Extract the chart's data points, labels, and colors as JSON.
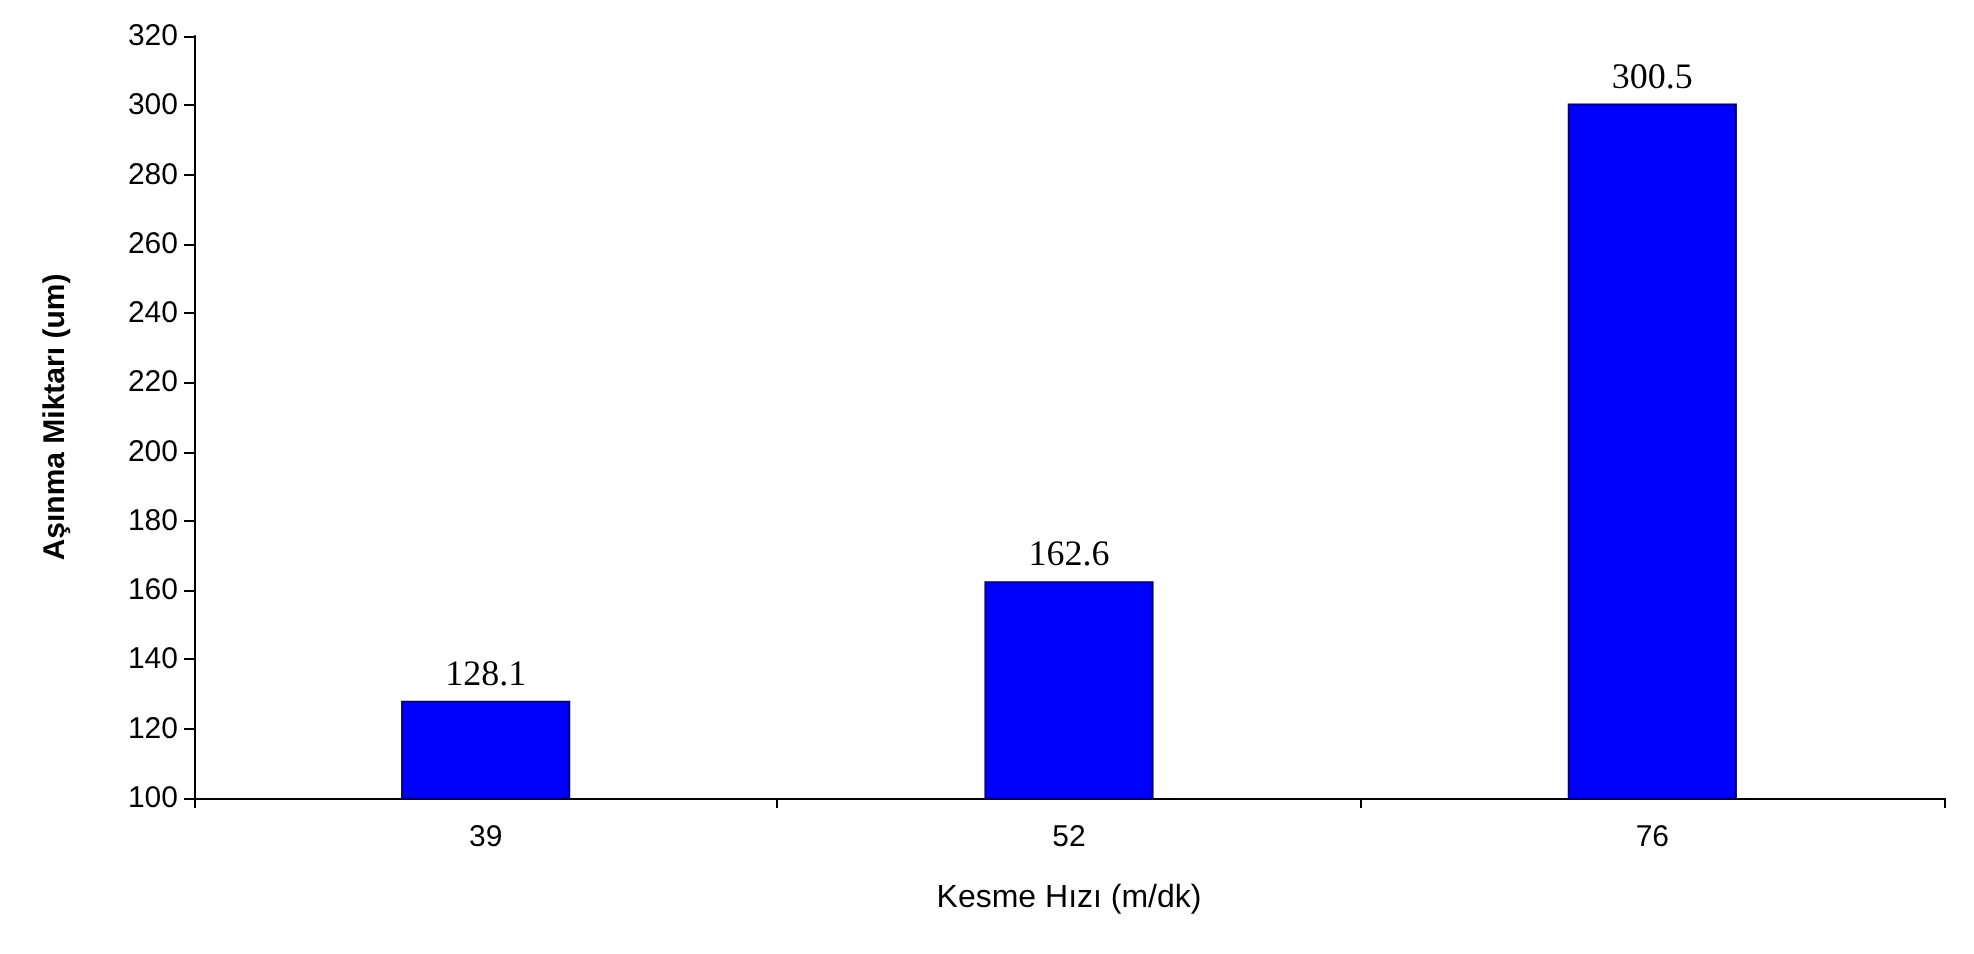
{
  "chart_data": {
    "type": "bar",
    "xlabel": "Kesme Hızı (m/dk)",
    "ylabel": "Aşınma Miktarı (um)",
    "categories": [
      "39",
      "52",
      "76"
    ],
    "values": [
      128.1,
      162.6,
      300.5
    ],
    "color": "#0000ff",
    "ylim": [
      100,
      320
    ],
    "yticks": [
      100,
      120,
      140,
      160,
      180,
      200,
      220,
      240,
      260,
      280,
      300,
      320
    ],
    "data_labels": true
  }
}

* * *

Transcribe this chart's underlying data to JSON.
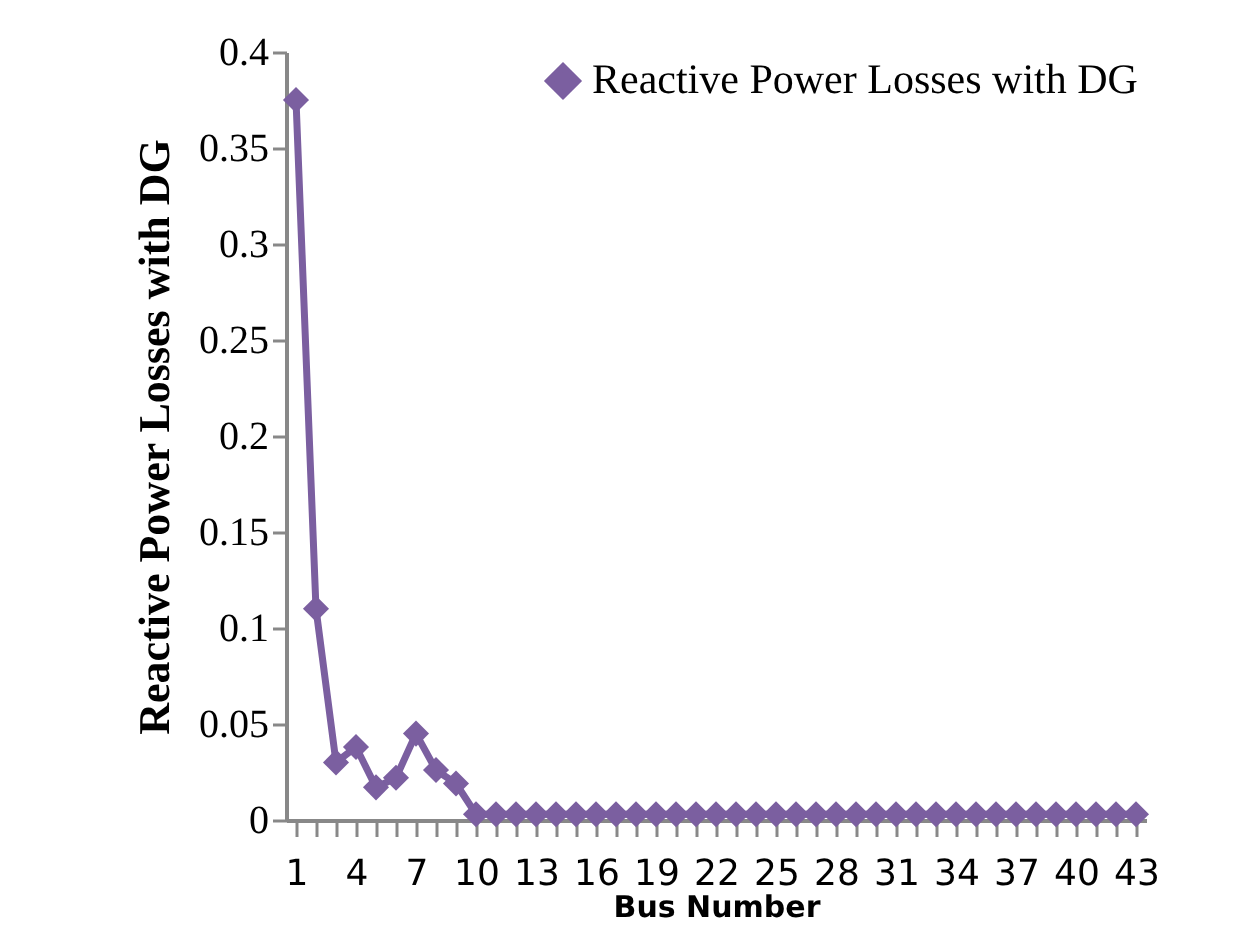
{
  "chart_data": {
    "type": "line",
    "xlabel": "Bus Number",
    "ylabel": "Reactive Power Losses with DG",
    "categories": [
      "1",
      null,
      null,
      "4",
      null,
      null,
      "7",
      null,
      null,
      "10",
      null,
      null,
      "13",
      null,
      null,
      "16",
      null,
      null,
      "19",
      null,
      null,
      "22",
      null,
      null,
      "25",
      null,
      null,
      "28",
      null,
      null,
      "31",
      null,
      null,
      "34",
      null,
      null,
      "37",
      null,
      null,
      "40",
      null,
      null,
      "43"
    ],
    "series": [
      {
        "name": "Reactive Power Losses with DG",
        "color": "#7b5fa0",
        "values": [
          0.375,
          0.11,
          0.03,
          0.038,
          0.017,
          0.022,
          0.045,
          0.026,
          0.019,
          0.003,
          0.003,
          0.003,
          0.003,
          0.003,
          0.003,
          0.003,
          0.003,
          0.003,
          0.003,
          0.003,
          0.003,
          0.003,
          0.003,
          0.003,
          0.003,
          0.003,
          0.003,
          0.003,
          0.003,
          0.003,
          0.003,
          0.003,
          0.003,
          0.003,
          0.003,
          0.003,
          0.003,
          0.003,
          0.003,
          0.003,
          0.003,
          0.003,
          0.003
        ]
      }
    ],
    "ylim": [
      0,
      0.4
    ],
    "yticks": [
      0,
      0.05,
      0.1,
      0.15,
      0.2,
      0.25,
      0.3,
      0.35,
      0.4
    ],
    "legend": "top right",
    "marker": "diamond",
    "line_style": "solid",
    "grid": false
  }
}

==

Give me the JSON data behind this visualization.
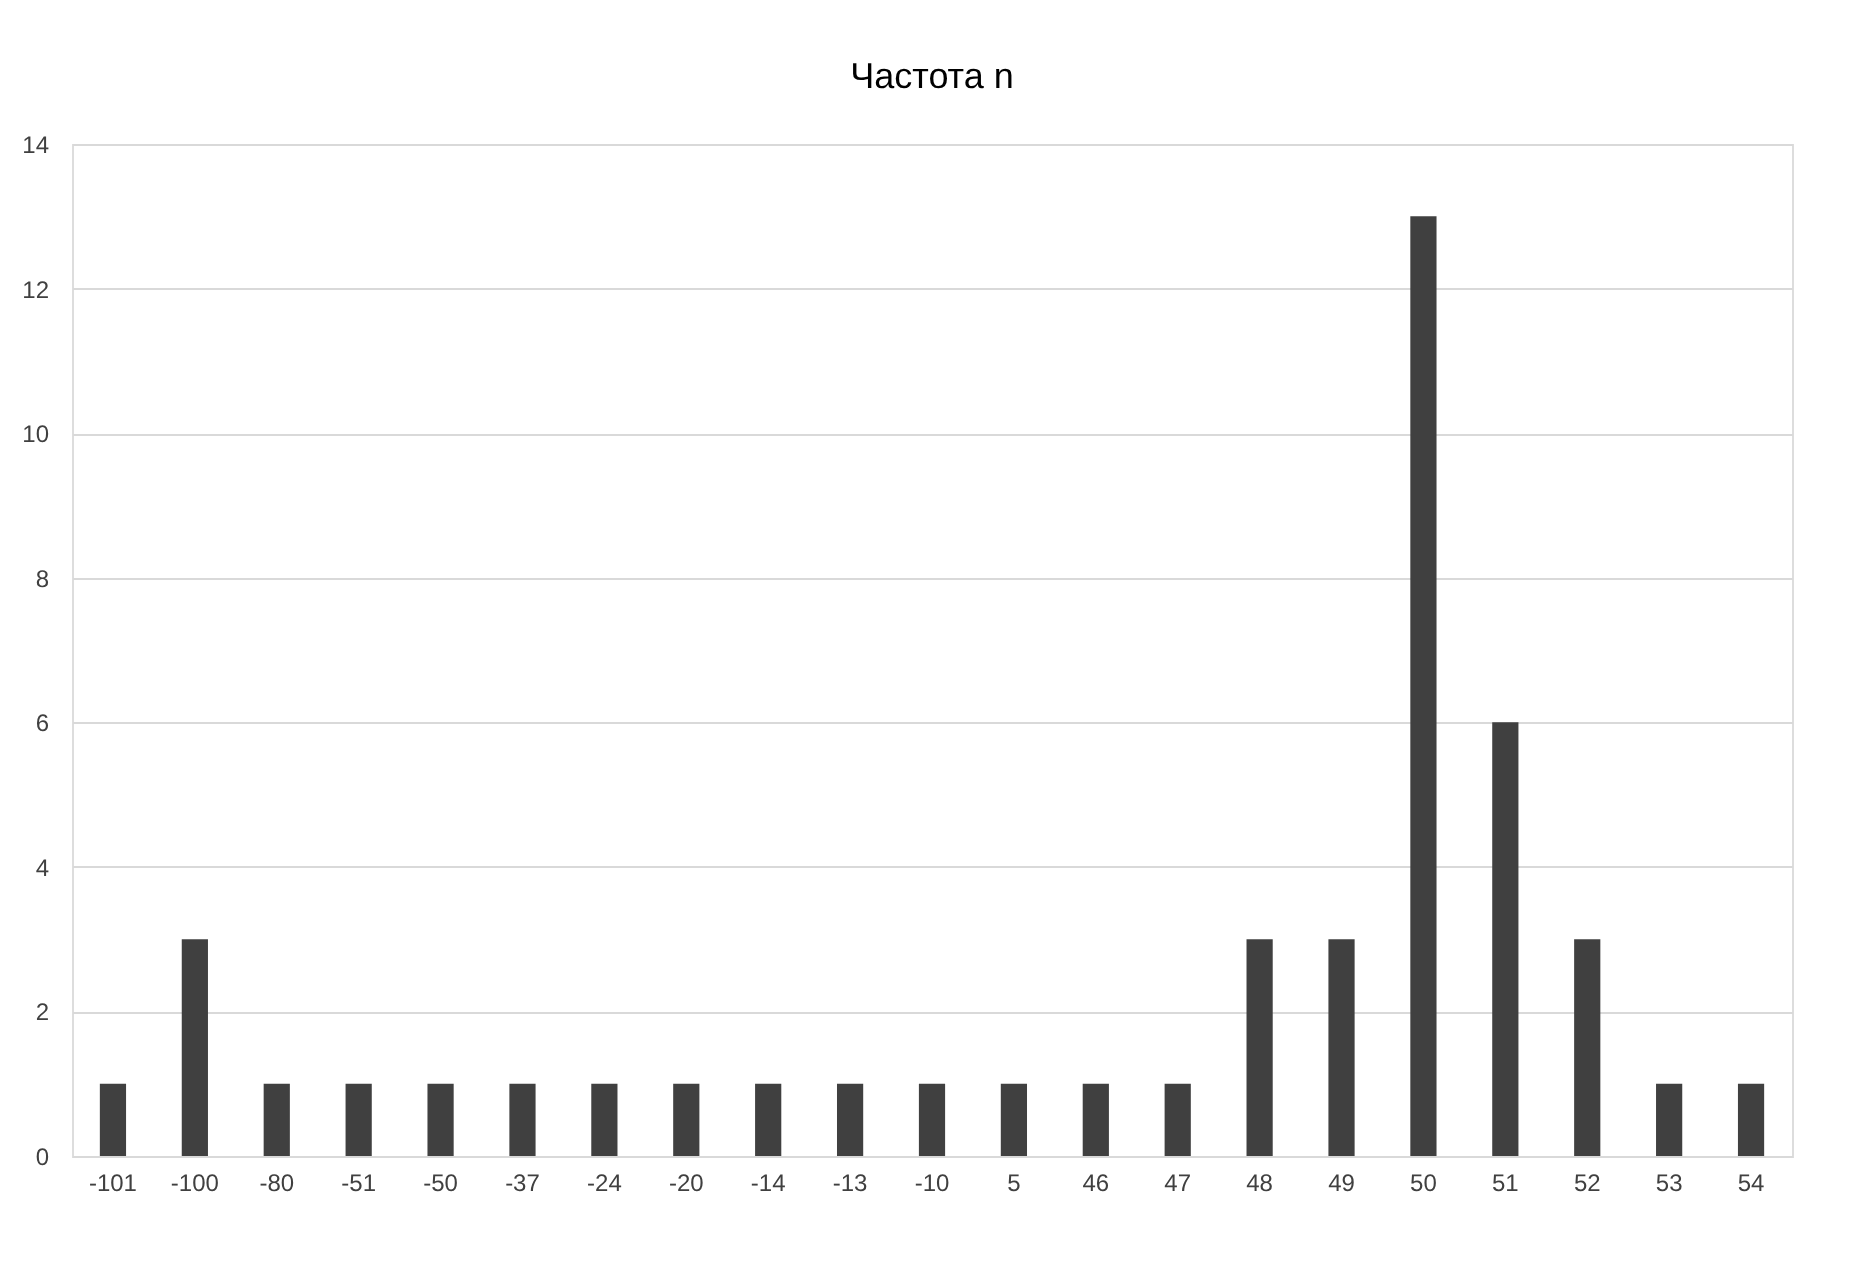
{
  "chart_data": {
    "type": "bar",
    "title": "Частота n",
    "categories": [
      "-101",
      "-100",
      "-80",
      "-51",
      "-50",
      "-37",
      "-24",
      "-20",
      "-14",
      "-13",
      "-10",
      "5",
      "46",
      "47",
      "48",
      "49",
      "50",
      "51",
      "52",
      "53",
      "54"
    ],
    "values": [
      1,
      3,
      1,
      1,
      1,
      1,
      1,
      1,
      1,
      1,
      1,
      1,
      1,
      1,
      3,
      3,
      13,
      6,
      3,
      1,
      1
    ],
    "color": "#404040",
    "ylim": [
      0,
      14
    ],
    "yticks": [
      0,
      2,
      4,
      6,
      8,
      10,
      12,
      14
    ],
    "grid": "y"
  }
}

→ Task statement: Copy out every line in the listing where the word "with" appears.

→ Task answer:
    "ylabel": "Reactive Power Losses with DG",
        "name": "Reactive Power Losses with DG",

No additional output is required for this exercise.